*REQUIREMENT*: Write out every line of the material as it stands, apart from the pictures.

[Start of DATA SECTION]

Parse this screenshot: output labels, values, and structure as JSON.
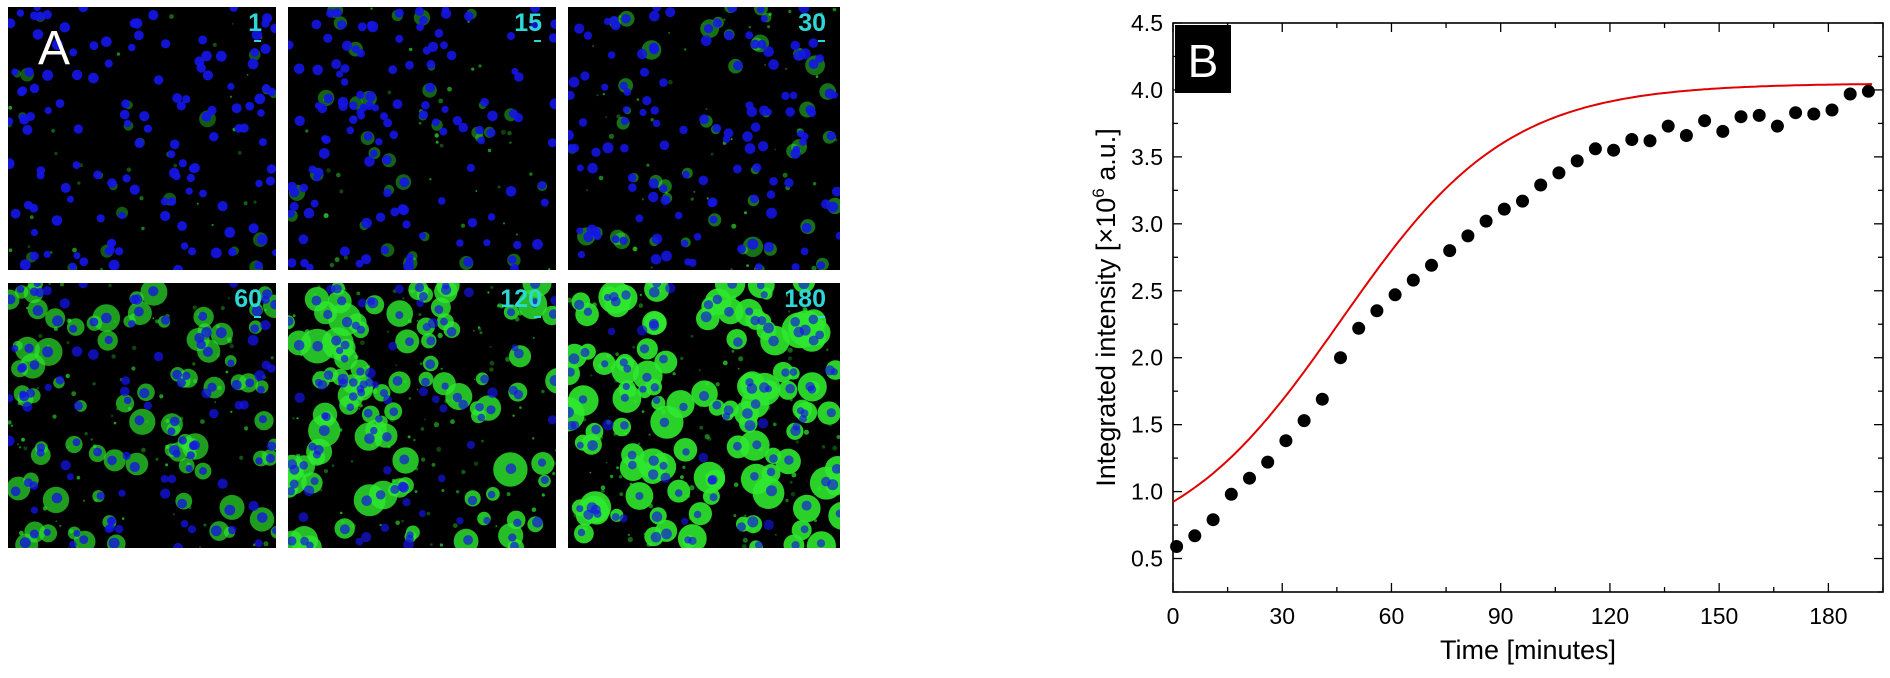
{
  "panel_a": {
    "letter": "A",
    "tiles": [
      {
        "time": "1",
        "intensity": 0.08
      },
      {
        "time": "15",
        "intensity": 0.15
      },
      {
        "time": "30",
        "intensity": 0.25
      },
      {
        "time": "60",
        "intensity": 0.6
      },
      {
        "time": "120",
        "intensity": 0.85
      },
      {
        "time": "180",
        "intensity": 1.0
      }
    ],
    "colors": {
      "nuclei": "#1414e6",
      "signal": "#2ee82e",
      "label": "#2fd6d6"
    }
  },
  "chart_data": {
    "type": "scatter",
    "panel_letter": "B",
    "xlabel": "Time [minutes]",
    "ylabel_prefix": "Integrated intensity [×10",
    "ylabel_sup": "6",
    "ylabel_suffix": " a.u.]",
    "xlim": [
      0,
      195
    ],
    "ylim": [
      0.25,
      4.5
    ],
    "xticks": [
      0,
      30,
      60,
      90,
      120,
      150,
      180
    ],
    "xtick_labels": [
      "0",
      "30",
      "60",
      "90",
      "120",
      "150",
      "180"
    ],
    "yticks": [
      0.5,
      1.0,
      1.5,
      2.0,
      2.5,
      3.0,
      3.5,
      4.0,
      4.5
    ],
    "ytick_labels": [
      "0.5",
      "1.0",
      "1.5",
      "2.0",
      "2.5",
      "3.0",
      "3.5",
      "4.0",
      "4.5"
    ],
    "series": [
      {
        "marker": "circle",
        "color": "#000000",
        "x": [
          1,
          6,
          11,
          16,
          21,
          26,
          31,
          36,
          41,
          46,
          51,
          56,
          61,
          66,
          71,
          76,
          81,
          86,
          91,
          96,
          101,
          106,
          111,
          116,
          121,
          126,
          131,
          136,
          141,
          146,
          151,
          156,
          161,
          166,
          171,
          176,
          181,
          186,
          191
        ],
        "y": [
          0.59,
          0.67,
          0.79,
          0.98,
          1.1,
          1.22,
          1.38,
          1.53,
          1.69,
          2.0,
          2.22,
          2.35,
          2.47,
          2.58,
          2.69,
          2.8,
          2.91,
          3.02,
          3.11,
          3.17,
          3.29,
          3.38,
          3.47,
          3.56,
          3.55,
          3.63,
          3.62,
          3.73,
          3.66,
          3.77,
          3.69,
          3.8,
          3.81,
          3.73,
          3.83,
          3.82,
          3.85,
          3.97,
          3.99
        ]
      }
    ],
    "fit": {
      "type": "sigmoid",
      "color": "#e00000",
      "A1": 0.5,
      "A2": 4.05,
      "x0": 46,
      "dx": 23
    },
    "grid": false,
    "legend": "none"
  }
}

[End of DATA SECTION]

*COMPLETE ANSWER*:
Parse this screenshot: output labels, values, and structure as JSON.
{
  "panel_a": {
    "letter": "A",
    "tiles": [
      {
        "time": "1",
        "intensity": 0.08
      },
      {
        "time": "15",
        "intensity": 0.15
      },
      {
        "time": "30",
        "intensity": 0.25
      },
      {
        "time": "60",
        "intensity": 0.6
      },
      {
        "time": "120",
        "intensity": 0.85
      },
      {
        "time": "180",
        "intensity": 1.0
      }
    ],
    "colors": {
      "nuclei": "#1414e6",
      "signal": "#2ee82e",
      "label": "#2fd6d6"
    }
  },
  "chart_data": {
    "type": "scatter",
    "panel_letter": "B",
    "xlabel": "Time [minutes]",
    "ylabel_prefix": "Integrated intensity [×10",
    "ylabel_sup": "6",
    "ylabel_suffix": " a.u.]",
    "xlim": [
      0,
      195
    ],
    "ylim": [
      0.25,
      4.5
    ],
    "xticks": [
      0,
      30,
      60,
      90,
      120,
      150,
      180
    ],
    "xtick_labels": [
      "0",
      "30",
      "60",
      "90",
      "120",
      "150",
      "180"
    ],
    "yticks": [
      0.5,
      1.0,
      1.5,
      2.0,
      2.5,
      3.0,
      3.5,
      4.0,
      4.5
    ],
    "ytick_labels": [
      "0.5",
      "1.0",
      "1.5",
      "2.0",
      "2.5",
      "3.0",
      "3.5",
      "4.0",
      "4.5"
    ],
    "series": [
      {
        "marker": "circle",
        "color": "#000000",
        "x": [
          1,
          6,
          11,
          16,
          21,
          26,
          31,
          36,
          41,
          46,
          51,
          56,
          61,
          66,
          71,
          76,
          81,
          86,
          91,
          96,
          101,
          106,
          111,
          116,
          121,
          126,
          131,
          136,
          141,
          146,
          151,
          156,
          161,
          166,
          171,
          176,
          181,
          186,
          191
        ],
        "y": [
          0.59,
          0.67,
          0.79,
          0.98,
          1.1,
          1.22,
          1.38,
          1.53,
          1.69,
          2.0,
          2.22,
          2.35,
          2.47,
          2.58,
          2.69,
          2.8,
          2.91,
          3.02,
          3.11,
          3.17,
          3.29,
          3.38,
          3.47,
          3.56,
          3.55,
          3.63,
          3.62,
          3.73,
          3.66,
          3.77,
          3.69,
          3.8,
          3.81,
          3.73,
          3.83,
          3.82,
          3.85,
          3.97,
          3.99
        ]
      }
    ],
    "fit": {
      "type": "sigmoid",
      "color": "#e00000",
      "A1": 0.5,
      "A2": 4.05,
      "x0": 46,
      "dx": 23
    },
    "grid": false,
    "legend": "none"
  }
}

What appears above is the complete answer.